[Stored entries]
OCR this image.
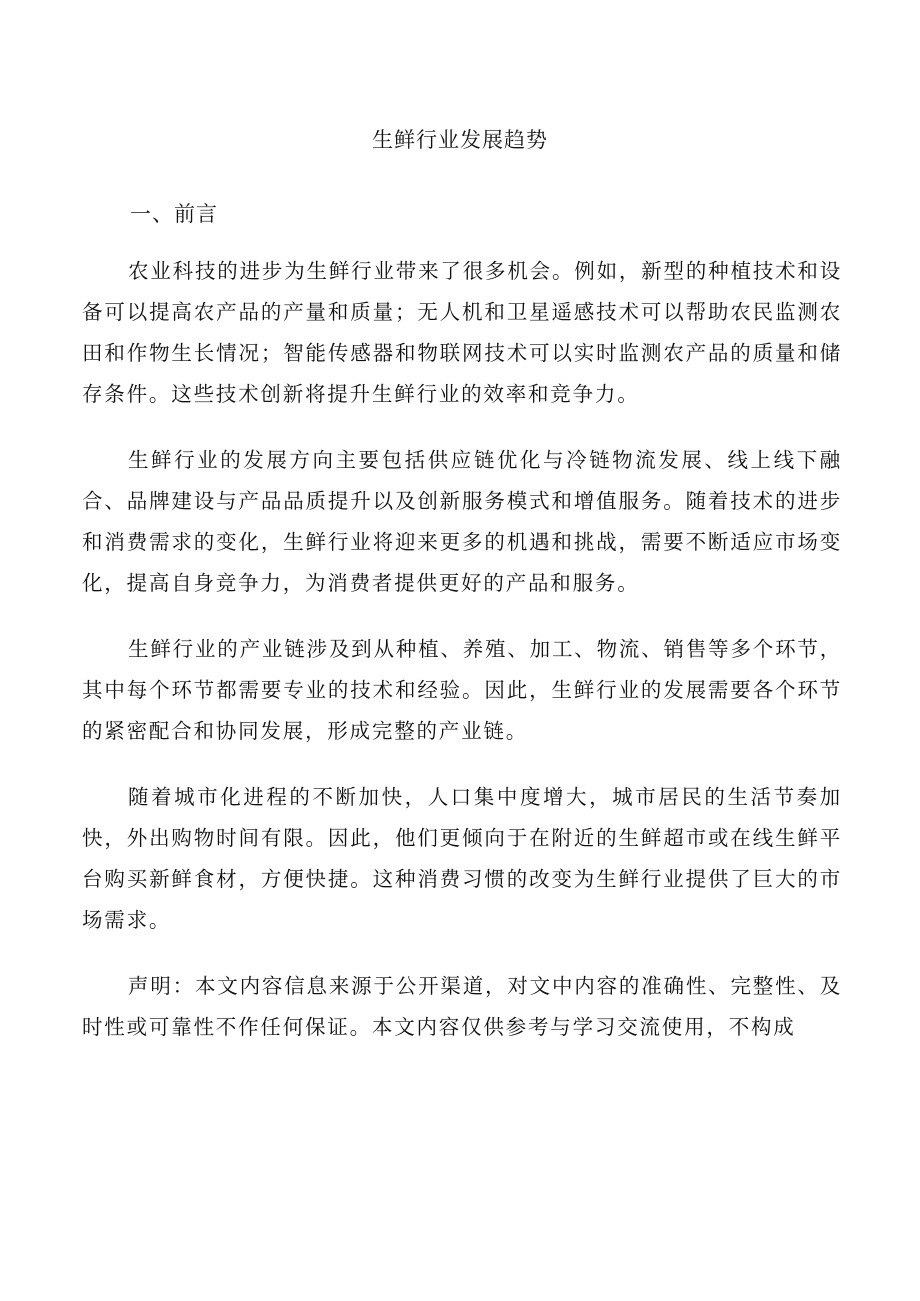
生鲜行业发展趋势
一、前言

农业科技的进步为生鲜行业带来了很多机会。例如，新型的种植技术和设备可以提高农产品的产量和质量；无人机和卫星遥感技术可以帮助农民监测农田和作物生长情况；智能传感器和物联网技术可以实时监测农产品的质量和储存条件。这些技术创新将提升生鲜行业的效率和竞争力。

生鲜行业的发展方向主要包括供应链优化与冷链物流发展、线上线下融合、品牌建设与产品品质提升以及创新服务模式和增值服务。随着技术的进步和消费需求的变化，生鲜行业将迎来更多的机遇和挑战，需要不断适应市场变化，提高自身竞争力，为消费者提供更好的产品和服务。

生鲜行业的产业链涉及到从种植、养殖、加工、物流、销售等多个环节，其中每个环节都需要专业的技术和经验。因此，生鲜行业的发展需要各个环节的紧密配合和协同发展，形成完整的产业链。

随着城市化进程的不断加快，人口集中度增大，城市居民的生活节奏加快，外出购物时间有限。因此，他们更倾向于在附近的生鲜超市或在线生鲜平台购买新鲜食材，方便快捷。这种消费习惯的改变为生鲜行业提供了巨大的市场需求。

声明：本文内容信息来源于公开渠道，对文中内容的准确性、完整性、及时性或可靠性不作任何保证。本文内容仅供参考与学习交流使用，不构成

==

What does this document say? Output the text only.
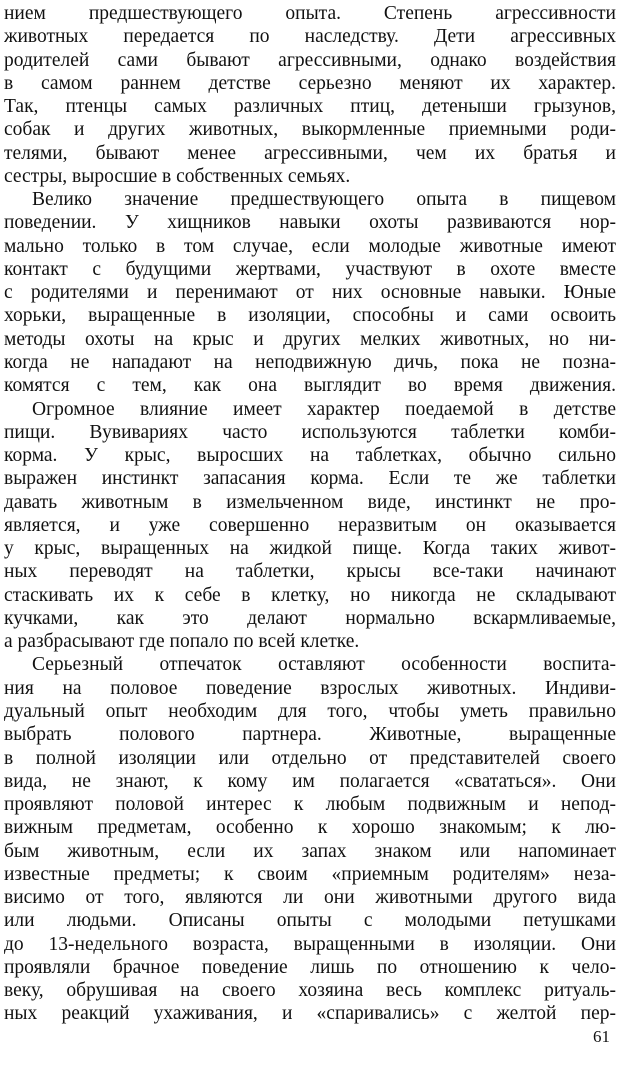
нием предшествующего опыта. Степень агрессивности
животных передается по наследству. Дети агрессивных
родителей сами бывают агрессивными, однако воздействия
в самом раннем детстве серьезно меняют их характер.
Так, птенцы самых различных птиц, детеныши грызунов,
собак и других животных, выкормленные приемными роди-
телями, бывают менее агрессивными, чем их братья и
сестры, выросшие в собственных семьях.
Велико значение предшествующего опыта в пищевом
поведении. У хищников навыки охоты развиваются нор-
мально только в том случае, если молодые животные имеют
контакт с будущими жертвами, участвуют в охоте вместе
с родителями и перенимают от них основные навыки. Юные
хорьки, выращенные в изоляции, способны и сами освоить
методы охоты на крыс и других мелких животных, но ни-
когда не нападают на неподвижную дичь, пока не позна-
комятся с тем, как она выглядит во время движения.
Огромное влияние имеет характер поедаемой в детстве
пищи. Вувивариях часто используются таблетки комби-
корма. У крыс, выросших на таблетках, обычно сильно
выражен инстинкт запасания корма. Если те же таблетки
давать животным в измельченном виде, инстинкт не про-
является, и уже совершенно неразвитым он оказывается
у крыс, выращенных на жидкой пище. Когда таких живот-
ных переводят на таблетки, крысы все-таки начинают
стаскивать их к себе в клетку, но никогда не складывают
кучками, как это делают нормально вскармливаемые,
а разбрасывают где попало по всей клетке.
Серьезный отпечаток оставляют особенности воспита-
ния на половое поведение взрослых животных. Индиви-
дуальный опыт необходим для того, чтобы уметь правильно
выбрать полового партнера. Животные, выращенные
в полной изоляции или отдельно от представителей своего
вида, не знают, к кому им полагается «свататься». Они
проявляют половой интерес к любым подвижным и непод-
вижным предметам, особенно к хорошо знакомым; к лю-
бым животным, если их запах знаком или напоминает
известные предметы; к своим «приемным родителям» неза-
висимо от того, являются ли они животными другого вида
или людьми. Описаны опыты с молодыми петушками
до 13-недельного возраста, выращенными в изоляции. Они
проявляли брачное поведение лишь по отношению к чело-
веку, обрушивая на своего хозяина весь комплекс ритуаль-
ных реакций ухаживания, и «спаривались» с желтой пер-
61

## Aim of the task
Give back only a number, the number of lines where the string "вида" occurs.

## Result of this exercise
2